> [Material provided]
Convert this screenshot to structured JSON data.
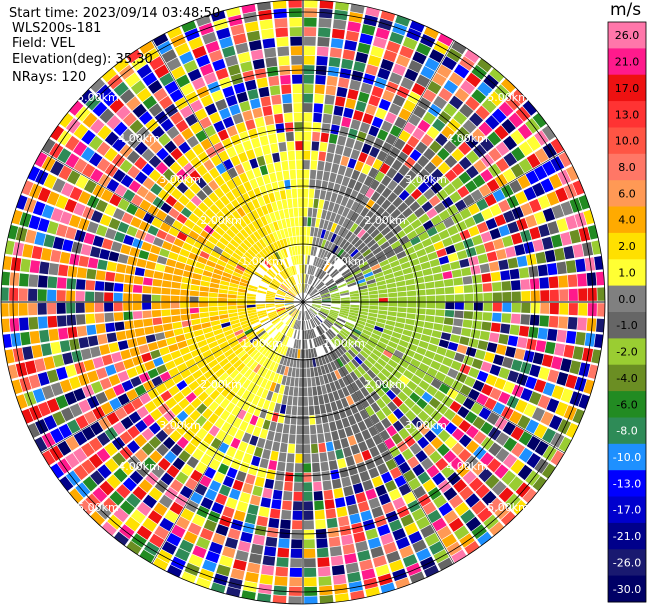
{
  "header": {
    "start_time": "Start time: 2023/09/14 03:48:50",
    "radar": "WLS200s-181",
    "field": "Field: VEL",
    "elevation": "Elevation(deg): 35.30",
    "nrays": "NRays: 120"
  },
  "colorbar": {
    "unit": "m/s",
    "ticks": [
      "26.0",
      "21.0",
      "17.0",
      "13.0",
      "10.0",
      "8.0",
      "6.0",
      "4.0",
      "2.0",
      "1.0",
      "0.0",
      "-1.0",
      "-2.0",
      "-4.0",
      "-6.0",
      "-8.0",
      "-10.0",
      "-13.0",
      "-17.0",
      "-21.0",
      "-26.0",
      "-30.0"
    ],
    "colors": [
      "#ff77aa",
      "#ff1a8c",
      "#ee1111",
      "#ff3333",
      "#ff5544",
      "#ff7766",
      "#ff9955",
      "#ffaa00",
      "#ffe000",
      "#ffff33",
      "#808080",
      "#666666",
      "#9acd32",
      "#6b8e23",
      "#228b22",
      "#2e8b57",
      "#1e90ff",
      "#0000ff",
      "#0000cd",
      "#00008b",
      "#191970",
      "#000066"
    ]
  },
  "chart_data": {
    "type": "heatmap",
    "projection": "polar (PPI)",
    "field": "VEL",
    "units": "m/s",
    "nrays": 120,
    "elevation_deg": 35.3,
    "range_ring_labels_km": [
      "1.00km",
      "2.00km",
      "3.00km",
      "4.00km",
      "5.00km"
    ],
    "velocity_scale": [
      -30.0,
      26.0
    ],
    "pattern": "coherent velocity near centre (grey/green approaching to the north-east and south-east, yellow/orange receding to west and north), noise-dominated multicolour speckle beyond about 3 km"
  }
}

> [Exercise brief] Without including the pictures, return each record above exactly as it stands.

> [Task solution]
Convert this screenshot to structured JSON data.
{
  "header": {
    "start_time": "Start time: 2023/09/14 03:48:50",
    "radar": "WLS200s-181",
    "field": "Field: VEL",
    "elevation": "Elevation(deg): 35.30",
    "nrays": "NRays: 120"
  },
  "colorbar": {
    "unit": "m/s",
    "ticks": [
      "26.0",
      "21.0",
      "17.0",
      "13.0",
      "10.0",
      "8.0",
      "6.0",
      "4.0",
      "2.0",
      "1.0",
      "0.0",
      "-1.0",
      "-2.0",
      "-4.0",
      "-6.0",
      "-8.0",
      "-10.0",
      "-13.0",
      "-17.0",
      "-21.0",
      "-26.0",
      "-30.0"
    ],
    "colors": [
      "#ff77aa",
      "#ff1a8c",
      "#ee1111",
      "#ff3333",
      "#ff5544",
      "#ff7766",
      "#ff9955",
      "#ffaa00",
      "#ffe000",
      "#ffff33",
      "#808080",
      "#666666",
      "#9acd32",
      "#6b8e23",
      "#228b22",
      "#2e8b57",
      "#1e90ff",
      "#0000ff",
      "#0000cd",
      "#00008b",
      "#191970",
      "#000066"
    ]
  },
  "chart_data": {
    "type": "heatmap",
    "projection": "polar (PPI)",
    "field": "VEL",
    "units": "m/s",
    "nrays": 120,
    "elevation_deg": 35.3,
    "range_ring_labels_km": [
      "1.00km",
      "2.00km",
      "3.00km",
      "4.00km",
      "5.00km"
    ],
    "velocity_scale": [
      -30.0,
      26.0
    ],
    "pattern": "coherent velocity near centre (grey/green approaching to the north-east and south-east, yellow/orange receding to west and north), noise-dominated multicolour speckle beyond about 3 km"
  }
}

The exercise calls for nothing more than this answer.